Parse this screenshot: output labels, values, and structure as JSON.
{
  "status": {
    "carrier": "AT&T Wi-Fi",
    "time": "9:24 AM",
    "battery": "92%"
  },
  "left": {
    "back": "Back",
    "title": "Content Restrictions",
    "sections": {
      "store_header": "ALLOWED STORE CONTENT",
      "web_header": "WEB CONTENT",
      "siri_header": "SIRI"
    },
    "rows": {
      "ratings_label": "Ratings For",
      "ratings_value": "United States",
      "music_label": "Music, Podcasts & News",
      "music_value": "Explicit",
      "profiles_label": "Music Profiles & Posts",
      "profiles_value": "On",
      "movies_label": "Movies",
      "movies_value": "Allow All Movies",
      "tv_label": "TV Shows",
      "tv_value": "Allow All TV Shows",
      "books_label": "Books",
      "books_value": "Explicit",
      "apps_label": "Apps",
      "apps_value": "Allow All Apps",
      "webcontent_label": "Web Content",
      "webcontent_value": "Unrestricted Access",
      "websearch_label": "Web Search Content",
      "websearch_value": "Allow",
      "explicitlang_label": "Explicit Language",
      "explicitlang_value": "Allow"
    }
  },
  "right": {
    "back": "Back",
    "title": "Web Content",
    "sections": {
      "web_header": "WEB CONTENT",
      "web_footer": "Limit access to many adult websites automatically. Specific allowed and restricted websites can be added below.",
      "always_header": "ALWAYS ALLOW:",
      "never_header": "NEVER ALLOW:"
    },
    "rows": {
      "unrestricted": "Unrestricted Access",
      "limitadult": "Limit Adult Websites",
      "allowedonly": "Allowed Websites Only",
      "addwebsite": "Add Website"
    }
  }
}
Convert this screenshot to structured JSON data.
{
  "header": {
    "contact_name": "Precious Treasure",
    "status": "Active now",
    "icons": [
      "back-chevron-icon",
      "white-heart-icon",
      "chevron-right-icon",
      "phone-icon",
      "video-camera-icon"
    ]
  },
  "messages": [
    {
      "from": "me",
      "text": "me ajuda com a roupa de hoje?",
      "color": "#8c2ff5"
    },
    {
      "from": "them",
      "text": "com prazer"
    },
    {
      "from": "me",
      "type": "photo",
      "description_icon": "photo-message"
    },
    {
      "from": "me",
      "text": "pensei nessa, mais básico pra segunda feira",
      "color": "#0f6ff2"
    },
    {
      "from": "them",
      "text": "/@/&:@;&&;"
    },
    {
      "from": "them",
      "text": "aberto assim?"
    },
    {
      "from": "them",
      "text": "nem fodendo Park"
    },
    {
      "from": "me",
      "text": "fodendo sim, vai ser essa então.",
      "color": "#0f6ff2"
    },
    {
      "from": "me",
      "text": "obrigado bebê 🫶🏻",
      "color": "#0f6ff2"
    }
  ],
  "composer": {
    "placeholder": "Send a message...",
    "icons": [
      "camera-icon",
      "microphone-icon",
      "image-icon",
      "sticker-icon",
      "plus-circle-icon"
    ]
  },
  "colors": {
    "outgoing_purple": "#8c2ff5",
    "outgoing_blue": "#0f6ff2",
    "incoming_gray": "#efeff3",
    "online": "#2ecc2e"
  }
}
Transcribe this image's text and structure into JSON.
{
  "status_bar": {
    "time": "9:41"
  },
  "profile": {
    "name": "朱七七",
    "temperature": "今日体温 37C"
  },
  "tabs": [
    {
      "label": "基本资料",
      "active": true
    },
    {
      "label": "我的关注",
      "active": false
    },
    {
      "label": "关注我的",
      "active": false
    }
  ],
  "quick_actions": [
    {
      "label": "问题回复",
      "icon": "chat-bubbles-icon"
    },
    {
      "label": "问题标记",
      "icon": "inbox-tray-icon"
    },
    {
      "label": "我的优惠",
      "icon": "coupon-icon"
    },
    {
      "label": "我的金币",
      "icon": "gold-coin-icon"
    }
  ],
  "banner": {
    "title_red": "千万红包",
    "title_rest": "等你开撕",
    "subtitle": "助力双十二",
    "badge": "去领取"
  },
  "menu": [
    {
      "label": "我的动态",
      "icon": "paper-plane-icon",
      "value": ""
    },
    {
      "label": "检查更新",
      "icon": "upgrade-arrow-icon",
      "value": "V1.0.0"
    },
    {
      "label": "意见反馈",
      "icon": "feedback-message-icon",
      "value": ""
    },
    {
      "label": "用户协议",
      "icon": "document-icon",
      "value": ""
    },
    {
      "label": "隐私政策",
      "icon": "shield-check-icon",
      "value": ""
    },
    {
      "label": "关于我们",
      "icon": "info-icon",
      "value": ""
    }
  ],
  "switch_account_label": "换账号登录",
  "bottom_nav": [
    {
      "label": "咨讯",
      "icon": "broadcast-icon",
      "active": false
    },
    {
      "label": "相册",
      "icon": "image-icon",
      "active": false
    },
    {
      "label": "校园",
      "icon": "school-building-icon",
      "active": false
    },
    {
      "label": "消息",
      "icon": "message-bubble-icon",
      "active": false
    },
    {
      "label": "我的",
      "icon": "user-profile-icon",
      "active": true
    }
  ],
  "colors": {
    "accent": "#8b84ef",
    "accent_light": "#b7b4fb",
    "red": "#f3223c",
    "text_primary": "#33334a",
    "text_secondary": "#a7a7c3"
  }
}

(Problem to work on): Reproduce each entry word for word.

(Solution to this problem):
Parse this screenshot: output labels, values, and structure as JSON.
{
  "status": {
    "carrier": "AT&T Wi-Fi",
    "time": "9:24 AM",
    "battery": "92%"
  },
  "left": {
    "back": "Back",
    "title": "Content Restrictions",
    "sections": {
      "store_header": "ALLOWED STORE CONTENT",
      "web_header": "WEB CONTENT",
      "siri_header": "SIRI"
    },
    "rows": {
      "ratings_label": "Ratings For",
      "ratings_value": "United States",
      "music_label": "Music, Podcasts & News",
      "music_value": "Explicit",
      "profiles_label": "Music Profiles & Posts",
      "profiles_value": "On",
      "movies_label": "Movies",
      "movies_value": "Allow All Movies",
      "tv_label": "TV Shows",
      "tv_value": "Allow All TV Shows",
      "books_label": "Books",
      "books_value": "Explicit",
      "apps_label": "Apps",
      "apps_value": "Allow All Apps",
      "webcontent_label": "Web Content",
      "webcontent_value": "Unrestricted Access",
      "websearch_label": "Web Search Content",
      "websearch_value": "Allow",
      "explicitlang_label": "Explicit Language",
      "explicitlang_value": "Allow"
    }
  },
  "right": {
    "back": "Back",
    "title": "Web Content",
    "sections": {
      "web_header": "WEB CONTENT",
      "web_footer": "Limit access to many adult websites automatically. Specific allowed and restricted websites can be added below.",
      "always_header": "ALWAYS ALLOW:",
      "never_header": "NEVER ALLOW:"
    },
    "rows": {
      "unrestricted": "Unrestricted Access",
      "limitadult": "Limit Adult Websites",
      "allowedonly": "Allowed Websites Only",
      "addwebsite": "Add Website"
    }
  }
}
Convert this screenshot to structured JSON data.
{
  "header": {
    "contact_name": "Precious Treasure",
    "status": "Active now",
    "icons": [
      "back-chevron-icon",
      "white-heart-icon",
      "chevron-right-icon",
      "phone-icon",
      "video-camera-icon"
    ]
  },
  "messages": [
    {
      "from": "me",
      "text": "me ajuda com a roupa de hoje?",
      "color": "#8c2ff5"
    },
    {
      "from": "them",
      "text": "com prazer"
    },
    {
      "from": "me",
      "type": "photo",
      "description_icon": "photo-message"
    },
    {
      "from": "me",
      "text": "pensei nessa, mais básico pra segunda feira",
      "color": "#0f6ff2"
    },
    {
      "from": "them",
      "text": "/@/&:@;&&;"
    },
    {
      "from": "them",
      "text": "aberto assim?"
    },
    {
      "from": "them",
      "text": "nem fodendo Park"
    },
    {
      "from": "me",
      "text": "fodendo sim, vai ser essa então.",
      "color": "#0f6ff2"
    },
    {
      "from": "me",
      "text": "obrigado bebê 🫶🏻",
      "color": "#0f6ff2"
    }
  ],
  "composer": {
    "placeholder": "Send a message...",
    "icons": [
      "camera-icon",
      "microphone-icon",
      "image-icon",
      "sticker-icon",
      "plus-circle-icon"
    ]
  },
  "colors": {
    "outgoing_purple": "#8c2ff5",
    "outgoing_blue": "#0f6ff2",
    "incoming_gray": "#efeff3",
    "online": "#2ecc2e"
  }
}
Transcribe this image's text and structure into JSON.
{
  "status_bar": {
    "time": "9:41"
  },
  "profile": {
    "name": "朱七七",
    "temperature": "今日体温 37C"
  },
  "tabs": [
    {
      "label": "基本资料",
      "active": true
    },
    {
      "label": "我的关注",
      "active": false
    },
    {
      "label": "关注我的",
      "active": false
    }
  ],
  "quick_actions": [
    {
      "label": "问题回复",
      "icon": "chat-bubbles-icon"
    },
    {
      "label": "问题标记",
      "icon": "inbox-tray-icon"
    },
    {
      "label": "我的优惠",
      "icon": "coupon-icon"
    },
    {
      "label": "我的金币",
      "icon": "gold-coin-icon"
    }
  ],
  "banner": {
    "title_red": "千万红包",
    "title_rest": "等你开撕",
    "subtitle": "助力双十二",
    "badge": "去领取"
  },
  "menu": [
    {
      "label": "我的动态",
      "icon": "paper-plane-icon",
      "value": ""
    },
    {
      "label": "检查更新",
      "icon": "upgrade-arrow-icon",
      "value": "V1.0.0"
    },
    {
      "label": "意见反馈",
      "icon": "feedback-message-icon",
      "value": ""
    },
    {
      "label": "用户协议",
      "icon": "document-icon",
      "value": ""
    },
    {
      "label": "隐私政策",
      "icon": "shield-check-icon",
      "value": ""
    },
    {
      "label": "关于我们",
      "icon": "info-icon",
      "value": ""
    }
  ],
  "switch_account_label": "换账号登录",
  "bottom_nav": [
    {
      "label": "咨讯",
      "icon": "broadcast-icon",
      "active": false
    },
    {
      "label": "相册",
      "icon": "image-icon",
      "active": false
    },
    {
      "label": "校园",
      "icon": "school-building-icon",
      "active": false
    },
    {
      "label": "消息",
      "icon": "message-bubble-icon",
      "active": false
    },
    {
      "label": "我的",
      "icon": "user-profile-icon",
      "active": true
    }
  ],
  "colors": {
    "accent": "#8b84ef",
    "accent_light": "#b7b4fb",
    "red": "#f3223c",
    "text_primary": "#33334a",
    "text_secondary": "#a7a7c3"
  }
}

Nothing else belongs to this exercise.